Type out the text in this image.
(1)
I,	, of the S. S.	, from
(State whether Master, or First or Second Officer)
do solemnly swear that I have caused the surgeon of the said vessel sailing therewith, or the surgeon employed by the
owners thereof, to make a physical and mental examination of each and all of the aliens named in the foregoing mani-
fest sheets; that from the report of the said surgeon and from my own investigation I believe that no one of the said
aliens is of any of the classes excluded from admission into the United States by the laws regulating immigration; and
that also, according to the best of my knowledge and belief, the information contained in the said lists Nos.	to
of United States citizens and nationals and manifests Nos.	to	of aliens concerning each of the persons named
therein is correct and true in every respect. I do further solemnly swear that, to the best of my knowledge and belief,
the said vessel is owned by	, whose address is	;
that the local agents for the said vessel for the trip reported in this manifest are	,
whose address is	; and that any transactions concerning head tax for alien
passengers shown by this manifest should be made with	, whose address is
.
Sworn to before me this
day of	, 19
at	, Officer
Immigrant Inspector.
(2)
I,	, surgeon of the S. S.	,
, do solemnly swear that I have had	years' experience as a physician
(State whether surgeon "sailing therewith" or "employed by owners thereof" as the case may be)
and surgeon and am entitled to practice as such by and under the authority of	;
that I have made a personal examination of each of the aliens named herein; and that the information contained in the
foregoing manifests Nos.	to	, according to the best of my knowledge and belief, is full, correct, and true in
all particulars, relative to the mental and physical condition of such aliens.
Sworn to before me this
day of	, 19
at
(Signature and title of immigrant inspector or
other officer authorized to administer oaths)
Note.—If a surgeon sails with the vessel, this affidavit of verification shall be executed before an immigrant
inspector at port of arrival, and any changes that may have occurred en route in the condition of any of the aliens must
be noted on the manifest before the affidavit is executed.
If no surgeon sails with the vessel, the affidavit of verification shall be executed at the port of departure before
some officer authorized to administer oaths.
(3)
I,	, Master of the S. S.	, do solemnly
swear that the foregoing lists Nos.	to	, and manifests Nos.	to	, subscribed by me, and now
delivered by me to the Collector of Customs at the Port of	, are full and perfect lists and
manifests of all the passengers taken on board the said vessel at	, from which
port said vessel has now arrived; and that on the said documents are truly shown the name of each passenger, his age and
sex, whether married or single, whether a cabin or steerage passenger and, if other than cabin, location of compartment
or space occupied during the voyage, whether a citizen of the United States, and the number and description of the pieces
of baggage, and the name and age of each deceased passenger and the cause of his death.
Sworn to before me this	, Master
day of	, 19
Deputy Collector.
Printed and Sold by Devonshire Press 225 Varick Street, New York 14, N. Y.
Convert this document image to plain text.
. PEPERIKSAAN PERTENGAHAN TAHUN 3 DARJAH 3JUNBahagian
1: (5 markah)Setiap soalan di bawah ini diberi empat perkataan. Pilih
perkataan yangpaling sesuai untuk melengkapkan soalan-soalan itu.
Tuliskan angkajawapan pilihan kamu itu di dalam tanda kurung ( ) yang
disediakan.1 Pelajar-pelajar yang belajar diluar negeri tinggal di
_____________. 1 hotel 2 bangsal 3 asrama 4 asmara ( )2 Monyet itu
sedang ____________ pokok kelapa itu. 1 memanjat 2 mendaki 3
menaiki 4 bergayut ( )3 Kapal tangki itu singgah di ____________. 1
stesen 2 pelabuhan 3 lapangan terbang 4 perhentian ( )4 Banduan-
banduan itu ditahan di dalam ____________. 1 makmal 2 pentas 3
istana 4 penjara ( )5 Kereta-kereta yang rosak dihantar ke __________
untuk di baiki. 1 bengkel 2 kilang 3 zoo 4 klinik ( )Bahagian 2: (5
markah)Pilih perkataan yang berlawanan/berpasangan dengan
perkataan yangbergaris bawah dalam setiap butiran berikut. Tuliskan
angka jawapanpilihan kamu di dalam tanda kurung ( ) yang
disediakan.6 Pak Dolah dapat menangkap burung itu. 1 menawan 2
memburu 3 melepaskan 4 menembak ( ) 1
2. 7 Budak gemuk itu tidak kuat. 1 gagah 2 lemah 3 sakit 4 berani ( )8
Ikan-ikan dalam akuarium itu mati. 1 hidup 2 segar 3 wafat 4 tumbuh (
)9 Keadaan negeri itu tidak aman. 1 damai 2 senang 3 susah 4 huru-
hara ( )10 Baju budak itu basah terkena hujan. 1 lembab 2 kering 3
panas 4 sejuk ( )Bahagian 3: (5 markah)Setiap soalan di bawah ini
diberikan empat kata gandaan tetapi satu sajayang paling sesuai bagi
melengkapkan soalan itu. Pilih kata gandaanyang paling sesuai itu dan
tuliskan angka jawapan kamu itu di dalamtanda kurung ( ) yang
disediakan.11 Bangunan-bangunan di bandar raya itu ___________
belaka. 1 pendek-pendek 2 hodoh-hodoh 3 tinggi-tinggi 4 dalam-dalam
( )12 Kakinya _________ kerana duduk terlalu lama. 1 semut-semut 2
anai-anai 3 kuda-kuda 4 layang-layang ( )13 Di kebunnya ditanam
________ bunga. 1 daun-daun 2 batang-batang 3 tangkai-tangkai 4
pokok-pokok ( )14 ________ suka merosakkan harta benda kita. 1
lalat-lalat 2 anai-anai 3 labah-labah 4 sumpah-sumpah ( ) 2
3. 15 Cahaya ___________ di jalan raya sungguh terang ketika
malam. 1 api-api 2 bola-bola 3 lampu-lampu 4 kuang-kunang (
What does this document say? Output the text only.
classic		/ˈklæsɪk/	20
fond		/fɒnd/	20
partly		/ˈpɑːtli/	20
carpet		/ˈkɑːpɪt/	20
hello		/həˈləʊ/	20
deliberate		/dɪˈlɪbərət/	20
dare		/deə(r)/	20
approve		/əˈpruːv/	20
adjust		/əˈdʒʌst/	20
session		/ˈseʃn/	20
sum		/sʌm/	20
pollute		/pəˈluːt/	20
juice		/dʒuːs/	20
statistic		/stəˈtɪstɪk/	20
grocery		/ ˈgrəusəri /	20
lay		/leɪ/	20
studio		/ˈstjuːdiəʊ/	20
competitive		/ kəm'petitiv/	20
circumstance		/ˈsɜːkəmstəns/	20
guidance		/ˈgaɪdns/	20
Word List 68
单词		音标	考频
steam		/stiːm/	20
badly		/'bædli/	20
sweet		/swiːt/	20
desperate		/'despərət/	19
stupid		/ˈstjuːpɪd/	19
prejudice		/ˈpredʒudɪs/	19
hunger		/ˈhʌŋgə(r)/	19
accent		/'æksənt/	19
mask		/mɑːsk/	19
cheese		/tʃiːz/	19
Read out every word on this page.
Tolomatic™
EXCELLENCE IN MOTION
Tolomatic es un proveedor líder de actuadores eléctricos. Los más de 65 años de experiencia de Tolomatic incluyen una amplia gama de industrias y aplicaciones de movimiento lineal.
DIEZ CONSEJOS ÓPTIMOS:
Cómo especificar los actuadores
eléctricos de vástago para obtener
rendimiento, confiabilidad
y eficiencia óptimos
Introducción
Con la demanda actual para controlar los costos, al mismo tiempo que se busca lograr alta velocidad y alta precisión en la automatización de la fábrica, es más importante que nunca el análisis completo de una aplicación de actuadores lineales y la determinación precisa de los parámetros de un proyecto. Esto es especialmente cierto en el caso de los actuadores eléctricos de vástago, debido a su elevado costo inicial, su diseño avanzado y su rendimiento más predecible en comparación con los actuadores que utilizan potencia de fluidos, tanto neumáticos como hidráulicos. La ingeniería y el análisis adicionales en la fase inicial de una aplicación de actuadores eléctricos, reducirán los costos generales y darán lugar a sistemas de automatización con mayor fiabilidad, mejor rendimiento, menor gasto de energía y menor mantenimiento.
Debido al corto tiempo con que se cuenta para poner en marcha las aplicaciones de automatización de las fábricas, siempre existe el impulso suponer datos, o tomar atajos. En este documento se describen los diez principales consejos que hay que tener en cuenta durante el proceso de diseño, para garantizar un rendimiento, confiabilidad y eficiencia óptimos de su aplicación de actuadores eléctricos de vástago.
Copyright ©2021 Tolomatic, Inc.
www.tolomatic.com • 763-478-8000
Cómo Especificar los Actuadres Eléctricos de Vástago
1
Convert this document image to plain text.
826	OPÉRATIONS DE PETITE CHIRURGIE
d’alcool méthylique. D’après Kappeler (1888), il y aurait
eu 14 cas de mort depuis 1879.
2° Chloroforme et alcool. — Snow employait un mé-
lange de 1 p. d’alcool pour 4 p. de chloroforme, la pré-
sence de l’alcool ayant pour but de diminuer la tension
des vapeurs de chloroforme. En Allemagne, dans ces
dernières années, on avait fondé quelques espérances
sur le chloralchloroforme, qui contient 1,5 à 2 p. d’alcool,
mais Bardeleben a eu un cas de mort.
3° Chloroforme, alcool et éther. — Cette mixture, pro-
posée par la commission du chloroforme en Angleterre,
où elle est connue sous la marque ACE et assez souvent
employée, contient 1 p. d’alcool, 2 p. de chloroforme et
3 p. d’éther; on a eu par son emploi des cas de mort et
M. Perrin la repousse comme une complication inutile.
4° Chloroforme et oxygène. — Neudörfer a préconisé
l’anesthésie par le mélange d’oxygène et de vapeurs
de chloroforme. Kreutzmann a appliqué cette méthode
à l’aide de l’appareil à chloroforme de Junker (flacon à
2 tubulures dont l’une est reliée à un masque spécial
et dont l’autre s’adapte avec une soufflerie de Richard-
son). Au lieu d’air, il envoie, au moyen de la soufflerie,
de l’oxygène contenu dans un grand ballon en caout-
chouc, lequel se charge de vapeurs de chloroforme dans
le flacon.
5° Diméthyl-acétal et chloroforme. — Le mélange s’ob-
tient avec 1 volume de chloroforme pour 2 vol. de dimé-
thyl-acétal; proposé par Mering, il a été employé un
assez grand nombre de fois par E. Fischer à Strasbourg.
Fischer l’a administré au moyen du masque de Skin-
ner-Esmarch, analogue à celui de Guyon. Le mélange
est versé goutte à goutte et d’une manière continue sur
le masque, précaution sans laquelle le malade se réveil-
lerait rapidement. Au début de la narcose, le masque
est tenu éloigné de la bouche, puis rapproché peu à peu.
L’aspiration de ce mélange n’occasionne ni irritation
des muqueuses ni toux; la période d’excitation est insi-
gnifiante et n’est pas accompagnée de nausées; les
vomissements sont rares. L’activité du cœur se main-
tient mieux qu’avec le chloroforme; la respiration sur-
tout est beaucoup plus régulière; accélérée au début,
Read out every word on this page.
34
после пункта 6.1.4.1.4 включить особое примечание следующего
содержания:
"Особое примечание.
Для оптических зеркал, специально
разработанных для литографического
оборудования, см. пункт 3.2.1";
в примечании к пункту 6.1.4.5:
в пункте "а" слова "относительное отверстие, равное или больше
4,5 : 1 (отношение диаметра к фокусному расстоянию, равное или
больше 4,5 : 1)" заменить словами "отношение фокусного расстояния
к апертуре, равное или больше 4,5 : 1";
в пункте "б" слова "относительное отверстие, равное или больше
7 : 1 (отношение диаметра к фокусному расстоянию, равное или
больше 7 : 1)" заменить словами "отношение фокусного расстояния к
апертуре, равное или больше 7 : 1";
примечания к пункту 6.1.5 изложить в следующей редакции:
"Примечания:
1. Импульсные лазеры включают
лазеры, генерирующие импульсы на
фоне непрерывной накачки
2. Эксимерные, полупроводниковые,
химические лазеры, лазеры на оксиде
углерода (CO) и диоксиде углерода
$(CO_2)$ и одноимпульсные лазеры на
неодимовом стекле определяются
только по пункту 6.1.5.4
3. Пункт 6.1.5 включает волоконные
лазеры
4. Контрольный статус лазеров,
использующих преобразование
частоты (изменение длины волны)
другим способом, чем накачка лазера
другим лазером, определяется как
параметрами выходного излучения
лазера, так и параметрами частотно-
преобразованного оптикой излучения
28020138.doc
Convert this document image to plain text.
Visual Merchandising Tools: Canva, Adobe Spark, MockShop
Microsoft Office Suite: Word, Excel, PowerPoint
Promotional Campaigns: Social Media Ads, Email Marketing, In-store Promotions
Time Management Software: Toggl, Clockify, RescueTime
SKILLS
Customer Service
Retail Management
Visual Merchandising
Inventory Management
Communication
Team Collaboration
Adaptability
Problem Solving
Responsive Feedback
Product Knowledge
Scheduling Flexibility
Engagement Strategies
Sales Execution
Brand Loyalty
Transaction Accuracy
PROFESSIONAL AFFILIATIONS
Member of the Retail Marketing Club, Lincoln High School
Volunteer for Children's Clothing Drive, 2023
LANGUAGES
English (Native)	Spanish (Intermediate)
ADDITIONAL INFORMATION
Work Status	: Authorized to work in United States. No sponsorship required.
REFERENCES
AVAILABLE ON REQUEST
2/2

┄┄┄┄┄┄

> _PROMPT_
Out of the material above, select every line that holds the string "лазера".

> _CORRECT RESULT_
другим способом, чем накачка лазера
лазера, так и параметрами частотно-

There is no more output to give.